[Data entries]
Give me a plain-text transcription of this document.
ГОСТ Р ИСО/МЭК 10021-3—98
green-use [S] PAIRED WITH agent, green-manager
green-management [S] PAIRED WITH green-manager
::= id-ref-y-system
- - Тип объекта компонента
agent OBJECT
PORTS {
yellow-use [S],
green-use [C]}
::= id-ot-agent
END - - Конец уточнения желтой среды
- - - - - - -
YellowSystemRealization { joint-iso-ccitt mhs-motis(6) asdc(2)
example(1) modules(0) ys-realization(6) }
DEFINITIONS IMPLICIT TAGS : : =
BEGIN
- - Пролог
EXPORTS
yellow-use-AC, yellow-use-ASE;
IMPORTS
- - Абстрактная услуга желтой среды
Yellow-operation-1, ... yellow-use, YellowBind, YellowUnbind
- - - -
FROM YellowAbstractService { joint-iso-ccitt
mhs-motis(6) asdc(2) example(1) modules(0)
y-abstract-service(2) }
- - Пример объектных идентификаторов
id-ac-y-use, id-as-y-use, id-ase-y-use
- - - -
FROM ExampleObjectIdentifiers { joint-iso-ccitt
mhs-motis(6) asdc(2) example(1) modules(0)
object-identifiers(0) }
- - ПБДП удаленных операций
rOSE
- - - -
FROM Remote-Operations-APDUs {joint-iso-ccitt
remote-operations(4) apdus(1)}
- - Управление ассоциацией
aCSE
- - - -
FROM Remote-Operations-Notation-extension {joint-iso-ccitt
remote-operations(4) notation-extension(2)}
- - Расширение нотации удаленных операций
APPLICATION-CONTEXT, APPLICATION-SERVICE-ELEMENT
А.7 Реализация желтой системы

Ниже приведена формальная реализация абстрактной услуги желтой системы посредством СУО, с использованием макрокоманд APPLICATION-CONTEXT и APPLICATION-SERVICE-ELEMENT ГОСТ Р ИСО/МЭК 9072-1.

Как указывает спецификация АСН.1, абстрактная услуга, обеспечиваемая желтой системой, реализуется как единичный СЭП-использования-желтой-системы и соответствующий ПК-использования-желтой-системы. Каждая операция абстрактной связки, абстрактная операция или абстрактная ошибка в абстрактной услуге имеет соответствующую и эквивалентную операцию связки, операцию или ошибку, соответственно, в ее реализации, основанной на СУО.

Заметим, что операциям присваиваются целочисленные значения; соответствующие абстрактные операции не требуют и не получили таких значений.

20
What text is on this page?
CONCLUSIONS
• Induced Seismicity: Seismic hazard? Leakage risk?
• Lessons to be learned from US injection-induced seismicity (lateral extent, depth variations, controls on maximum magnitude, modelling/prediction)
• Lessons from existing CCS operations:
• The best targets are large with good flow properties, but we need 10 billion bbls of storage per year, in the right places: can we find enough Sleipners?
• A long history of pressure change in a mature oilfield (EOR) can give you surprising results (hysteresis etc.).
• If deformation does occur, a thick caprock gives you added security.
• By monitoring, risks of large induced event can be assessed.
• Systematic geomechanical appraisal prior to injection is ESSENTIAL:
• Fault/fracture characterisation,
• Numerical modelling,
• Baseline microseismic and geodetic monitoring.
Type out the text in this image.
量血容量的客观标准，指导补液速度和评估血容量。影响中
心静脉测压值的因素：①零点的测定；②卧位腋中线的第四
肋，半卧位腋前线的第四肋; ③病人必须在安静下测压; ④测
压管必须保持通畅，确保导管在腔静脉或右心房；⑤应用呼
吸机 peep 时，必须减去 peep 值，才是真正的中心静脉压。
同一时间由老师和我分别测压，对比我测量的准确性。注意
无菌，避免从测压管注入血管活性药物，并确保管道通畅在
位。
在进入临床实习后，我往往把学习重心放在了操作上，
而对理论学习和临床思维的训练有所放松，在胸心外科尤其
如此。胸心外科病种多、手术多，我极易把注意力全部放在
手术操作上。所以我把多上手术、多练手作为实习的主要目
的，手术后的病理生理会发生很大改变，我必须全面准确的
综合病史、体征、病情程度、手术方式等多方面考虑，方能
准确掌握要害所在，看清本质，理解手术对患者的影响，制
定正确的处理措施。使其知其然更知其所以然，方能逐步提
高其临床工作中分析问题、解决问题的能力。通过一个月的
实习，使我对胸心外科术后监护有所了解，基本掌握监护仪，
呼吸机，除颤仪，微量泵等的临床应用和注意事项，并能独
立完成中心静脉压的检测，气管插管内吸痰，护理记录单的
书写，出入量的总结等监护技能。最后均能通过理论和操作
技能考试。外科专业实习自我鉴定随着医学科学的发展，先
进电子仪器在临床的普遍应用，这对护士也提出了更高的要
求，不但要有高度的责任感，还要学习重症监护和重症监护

Goal | Extract the full listing above without alteration.

Written solution |
Give me a plain-text transcription of this document.
ГОСТ Р ИСО/МЭК 10021-3—98
green-use [S] PAIRED WITH agent, green-manager
green-management [S] PAIRED WITH green-manager
::= id-ref-y-system
- - Тип объекта компонента
agent OBJECT
PORTS {
yellow-use [S],
green-use [C]}
::= id-ot-agent
END - - Конец уточнения желтой среды
- - - - - - -
YellowSystemRealization { joint-iso-ccitt mhs-motis(6) asdc(2)
example(1) modules(0) ys-realization(6) }
DEFINITIONS IMPLICIT TAGS : : =
BEGIN
- - Пролог
EXPORTS
yellow-use-AC, yellow-use-ASE;
IMPORTS
- - Абстрактная услуга желтой среды
Yellow-operation-1, ... yellow-use, YellowBind, YellowUnbind
- - - -
FROM YellowAbstractService { joint-iso-ccitt
mhs-motis(6) asdc(2) example(1) modules(0)
y-abstract-service(2) }
- - Пример объектных идентификаторов
id-ac-y-use, id-as-y-use, id-ase-y-use
- - - -
FROM ExampleObjectIdentifiers { joint-iso-ccitt
mhs-motis(6) asdc(2) example(1) modules(0)
object-identifiers(0) }
- - ПБДП удаленных операций
rOSE
- - - -
FROM Remote-Operations-APDUs {joint-iso-ccitt
remote-operations(4) apdus(1)}
- - Управление ассоциацией
aCSE
- - - -
FROM Remote-Operations-Notation-extension {joint-iso-ccitt
remote-operations(4) notation-extension(2)}
- - Расширение нотации удаленных операций
APPLICATION-CONTEXT, APPLICATION-SERVICE-ELEMENT
А.7 Реализация желтой системы

Ниже приведена формальная реализация абстрактной услуги желтой системы посредством СУО, с использованием макрокоманд APPLICATION-CONTEXT и APPLICATION-SERVICE-ELEMENT ГОСТ Р ИСО/МЭК 9072-1.

Как указывает спецификация АСН.1, абстрактная услуга, обеспечиваемая желтой системой, реализуется как единичный СЭП-использования-желтой-системы и соответствующий ПК-использования-желтой-системы. Каждая операция абстрактной связки, абстрактная операция или абстрактная ошибка в абстрактной услуге имеет соответствующую и эквивалентную операцию связки, операцию или ошибку, соответственно, в ее реализации, основанной на СУО.

Заметим, что операциям присваиваются целочисленные значения; соответствующие абстрактные операции не требуют и не получили таких значений.

20
What text is on this page?
CONCLUSIONS
• Induced Seismicity: Seismic hazard? Leakage risk?
• Lessons to be learned from US injection-induced seismicity (lateral extent, depth variations, controls on maximum magnitude, modelling/prediction)
• Lessons from existing CCS operations:
• The best targets are large with good flow properties, but we need 10 billion bbls of storage per year, in the right places: can we find enough Sleipners?
• A long history of pressure change in a mature oilfield (EOR) can give you surprising results (hysteresis etc.).
• If deformation does occur, a thick caprock gives you added security.
• By monitoring, risks of large induced event can be assessed.
• Systematic geomechanical appraisal prior to injection is ESSENTIAL:
• Fault/fracture characterisation,
• Numerical modelling,
• Baseline microseismic and geodetic monitoring.
Type out the text in this image.
量血容量的客观标准，指导补液速度和评估血容量。影响中
心静脉测压值的因素：①零点的测定；②卧位腋中线的第四
肋，半卧位腋前线的第四肋; ③病人必须在安静下测压; ④测
压管必须保持通畅，确保导管在腔静脉或右心房；⑤应用呼
吸机 peep 时，必须减去 peep 值，才是真正的中心静脉压。
同一时间由老师和我分别测压，对比我测量的准确性。注意
无菌，避免从测压管注入血管活性药物，并确保管道通畅在
位。
在进入临床实习后，我往往把学习重心放在了操作上，
而对理论学习和临床思维的训练有所放松，在胸心外科尤其
如此。胸心外科病种多、手术多，我极易把注意力全部放在
手术操作上。所以我把多上手术、多练手作为实习的主要目
的，手术后的病理生理会发生很大改变，我必须全面准确的
综合病史、体征、病情程度、手术方式等多方面考虑，方能
准确掌握要害所在，看清本质，理解手术对患者的影响，制
定正确的处理措施。使其知其然更知其所以然，方能逐步提
高其临床工作中分析问题、解决问题的能力。通过一个月的
实习，使我对胸心外科术后监护有所了解，基本掌握监护仪，
呼吸机，除颤仪，微量泵等的临床应用和注意事项，并能独
立完成中心静脉压的检测，气管插管内吸痰，护理记录单的
书写，出入量的总结等监护技能。最后均能通过理论和操作
技能考试。外科专业实习自我鉴定随着医学科学的发展，先
进电子仪器在临床的普遍应用，这对护士也提出了更高的要
求，不但要有高度的责任感，还要学习重症监护和重症监护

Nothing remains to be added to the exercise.